THE RECORDS -
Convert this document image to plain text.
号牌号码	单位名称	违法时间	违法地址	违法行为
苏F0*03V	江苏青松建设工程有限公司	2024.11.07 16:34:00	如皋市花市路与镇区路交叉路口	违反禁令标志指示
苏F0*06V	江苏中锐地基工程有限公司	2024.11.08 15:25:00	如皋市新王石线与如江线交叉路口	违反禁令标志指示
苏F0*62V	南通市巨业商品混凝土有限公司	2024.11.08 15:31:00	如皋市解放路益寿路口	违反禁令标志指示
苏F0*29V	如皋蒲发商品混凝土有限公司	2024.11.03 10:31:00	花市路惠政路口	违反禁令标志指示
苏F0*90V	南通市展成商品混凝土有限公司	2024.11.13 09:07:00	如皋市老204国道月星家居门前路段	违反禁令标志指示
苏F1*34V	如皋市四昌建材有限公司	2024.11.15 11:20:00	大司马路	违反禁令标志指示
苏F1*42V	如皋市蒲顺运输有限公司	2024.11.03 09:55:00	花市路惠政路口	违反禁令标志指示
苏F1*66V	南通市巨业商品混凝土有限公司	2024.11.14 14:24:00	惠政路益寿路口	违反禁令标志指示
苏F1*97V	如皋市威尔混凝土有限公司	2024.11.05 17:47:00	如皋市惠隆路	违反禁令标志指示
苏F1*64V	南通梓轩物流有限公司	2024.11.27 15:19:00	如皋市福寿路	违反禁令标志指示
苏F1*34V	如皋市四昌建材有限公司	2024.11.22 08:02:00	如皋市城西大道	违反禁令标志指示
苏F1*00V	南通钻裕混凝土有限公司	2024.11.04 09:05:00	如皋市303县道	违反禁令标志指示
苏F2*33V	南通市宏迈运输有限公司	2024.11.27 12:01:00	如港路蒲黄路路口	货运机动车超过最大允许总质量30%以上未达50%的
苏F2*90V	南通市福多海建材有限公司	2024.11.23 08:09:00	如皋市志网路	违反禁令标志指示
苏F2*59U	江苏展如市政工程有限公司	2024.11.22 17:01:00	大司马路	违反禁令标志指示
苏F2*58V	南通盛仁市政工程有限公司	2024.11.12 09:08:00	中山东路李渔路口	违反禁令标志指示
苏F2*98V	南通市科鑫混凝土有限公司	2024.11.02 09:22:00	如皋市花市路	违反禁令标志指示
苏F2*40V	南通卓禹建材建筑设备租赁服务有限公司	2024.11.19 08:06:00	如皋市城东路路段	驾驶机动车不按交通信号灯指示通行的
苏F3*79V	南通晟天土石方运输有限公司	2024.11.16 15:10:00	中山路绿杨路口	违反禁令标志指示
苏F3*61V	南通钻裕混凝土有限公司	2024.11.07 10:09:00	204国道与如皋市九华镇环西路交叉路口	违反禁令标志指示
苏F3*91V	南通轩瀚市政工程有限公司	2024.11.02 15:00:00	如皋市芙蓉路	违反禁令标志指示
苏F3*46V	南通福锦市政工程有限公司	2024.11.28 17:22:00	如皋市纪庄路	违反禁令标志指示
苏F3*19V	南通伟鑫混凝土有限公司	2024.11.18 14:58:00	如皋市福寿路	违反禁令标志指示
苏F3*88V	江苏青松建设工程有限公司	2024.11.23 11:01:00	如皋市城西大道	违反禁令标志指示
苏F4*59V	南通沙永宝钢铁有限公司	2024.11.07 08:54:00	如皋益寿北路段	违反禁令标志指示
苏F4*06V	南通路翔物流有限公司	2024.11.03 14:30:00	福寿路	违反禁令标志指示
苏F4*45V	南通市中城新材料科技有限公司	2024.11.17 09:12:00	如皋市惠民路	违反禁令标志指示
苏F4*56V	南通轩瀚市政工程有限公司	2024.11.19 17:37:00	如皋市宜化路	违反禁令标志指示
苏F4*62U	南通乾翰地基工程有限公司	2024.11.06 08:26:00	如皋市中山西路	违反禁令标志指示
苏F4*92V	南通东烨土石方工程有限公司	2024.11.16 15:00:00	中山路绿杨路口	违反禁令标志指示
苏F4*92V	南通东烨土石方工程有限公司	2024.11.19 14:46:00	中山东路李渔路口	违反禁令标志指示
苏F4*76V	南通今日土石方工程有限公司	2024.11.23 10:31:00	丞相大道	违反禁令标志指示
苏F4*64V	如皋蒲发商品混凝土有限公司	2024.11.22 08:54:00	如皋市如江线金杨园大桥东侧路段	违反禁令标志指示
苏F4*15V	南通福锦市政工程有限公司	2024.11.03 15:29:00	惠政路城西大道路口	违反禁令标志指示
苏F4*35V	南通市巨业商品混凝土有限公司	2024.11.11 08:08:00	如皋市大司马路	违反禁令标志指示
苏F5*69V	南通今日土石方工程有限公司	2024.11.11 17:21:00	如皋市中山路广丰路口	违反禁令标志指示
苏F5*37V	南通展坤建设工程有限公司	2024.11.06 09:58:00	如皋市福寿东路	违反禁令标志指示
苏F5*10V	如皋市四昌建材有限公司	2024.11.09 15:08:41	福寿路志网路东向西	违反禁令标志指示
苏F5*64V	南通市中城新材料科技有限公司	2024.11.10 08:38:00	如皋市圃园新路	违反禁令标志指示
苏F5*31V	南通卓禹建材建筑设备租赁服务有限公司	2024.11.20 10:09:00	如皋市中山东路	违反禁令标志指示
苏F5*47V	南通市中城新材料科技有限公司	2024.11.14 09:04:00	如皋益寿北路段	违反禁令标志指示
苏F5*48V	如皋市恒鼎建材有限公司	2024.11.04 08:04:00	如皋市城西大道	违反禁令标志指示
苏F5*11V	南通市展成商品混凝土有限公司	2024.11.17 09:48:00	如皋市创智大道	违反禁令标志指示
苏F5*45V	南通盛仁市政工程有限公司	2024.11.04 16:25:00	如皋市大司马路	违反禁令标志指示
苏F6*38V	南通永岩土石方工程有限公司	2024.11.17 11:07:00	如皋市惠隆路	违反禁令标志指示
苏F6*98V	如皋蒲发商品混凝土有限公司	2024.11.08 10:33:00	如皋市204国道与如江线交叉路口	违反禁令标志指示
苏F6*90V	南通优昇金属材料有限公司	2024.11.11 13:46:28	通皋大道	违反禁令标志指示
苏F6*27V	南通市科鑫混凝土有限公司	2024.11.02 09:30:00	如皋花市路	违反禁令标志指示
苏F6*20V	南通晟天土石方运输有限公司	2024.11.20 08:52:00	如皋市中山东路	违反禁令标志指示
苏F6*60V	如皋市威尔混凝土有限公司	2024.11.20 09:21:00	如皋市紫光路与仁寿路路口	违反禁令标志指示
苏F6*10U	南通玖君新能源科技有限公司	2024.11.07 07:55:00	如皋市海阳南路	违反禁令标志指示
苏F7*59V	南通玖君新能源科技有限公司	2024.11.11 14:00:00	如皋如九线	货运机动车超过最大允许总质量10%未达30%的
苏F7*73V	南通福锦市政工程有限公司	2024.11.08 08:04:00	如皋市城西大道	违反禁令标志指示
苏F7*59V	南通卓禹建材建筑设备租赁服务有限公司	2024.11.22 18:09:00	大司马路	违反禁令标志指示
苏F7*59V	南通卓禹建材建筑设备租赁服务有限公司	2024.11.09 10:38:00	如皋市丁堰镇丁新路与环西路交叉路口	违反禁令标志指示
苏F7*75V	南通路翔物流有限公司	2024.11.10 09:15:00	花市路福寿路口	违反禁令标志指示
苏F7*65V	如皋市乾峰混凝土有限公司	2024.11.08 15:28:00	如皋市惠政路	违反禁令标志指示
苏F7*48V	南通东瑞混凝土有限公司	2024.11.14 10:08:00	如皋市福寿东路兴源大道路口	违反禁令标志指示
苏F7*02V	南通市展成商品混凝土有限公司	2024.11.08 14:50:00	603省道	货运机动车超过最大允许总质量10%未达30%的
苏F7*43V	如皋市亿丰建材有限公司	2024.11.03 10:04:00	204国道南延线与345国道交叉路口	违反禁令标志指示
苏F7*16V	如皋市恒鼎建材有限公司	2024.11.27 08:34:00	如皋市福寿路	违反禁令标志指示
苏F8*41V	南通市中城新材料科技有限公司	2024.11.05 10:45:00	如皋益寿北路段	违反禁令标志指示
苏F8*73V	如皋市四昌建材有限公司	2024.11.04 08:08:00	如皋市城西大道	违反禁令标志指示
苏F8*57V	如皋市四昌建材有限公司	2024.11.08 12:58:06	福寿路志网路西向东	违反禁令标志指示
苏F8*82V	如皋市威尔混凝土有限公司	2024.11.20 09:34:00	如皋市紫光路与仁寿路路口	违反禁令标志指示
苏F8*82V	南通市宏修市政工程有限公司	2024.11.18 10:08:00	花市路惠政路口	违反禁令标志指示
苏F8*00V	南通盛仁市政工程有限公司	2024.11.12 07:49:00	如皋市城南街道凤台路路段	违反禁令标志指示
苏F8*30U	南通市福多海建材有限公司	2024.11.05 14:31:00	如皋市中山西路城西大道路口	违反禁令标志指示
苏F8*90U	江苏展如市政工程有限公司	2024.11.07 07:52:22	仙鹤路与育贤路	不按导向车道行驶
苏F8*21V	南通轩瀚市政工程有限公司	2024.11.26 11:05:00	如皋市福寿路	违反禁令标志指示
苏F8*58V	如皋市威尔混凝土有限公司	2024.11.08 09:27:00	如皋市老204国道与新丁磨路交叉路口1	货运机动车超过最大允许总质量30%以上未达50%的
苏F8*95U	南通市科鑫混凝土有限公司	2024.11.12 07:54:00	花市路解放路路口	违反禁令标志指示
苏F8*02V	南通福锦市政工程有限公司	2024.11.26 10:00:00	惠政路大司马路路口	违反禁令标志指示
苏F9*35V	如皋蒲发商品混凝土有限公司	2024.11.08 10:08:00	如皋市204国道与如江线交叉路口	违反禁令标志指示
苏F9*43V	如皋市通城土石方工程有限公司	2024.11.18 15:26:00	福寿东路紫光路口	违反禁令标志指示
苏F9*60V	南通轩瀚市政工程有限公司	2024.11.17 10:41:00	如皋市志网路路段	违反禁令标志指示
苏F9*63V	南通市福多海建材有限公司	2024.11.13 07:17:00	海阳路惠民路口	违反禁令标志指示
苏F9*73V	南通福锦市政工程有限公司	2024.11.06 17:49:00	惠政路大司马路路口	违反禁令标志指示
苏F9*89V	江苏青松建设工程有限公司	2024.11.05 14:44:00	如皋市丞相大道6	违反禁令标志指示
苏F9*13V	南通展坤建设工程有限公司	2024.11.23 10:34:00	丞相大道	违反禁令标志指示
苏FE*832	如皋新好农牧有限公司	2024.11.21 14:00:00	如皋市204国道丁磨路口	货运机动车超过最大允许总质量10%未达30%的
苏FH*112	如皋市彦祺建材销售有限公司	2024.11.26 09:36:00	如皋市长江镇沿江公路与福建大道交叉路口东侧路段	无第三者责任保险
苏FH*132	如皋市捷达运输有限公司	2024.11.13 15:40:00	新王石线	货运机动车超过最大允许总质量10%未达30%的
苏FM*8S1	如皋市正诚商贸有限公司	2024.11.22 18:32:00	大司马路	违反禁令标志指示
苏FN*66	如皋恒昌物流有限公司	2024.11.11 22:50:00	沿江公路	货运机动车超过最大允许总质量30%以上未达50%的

WRITTEN PROBLEM - The answer should be a single number: the count of lines in the data that include the string "中山东路李渔路口".

ANSWER TO THIS PROBLEM - 2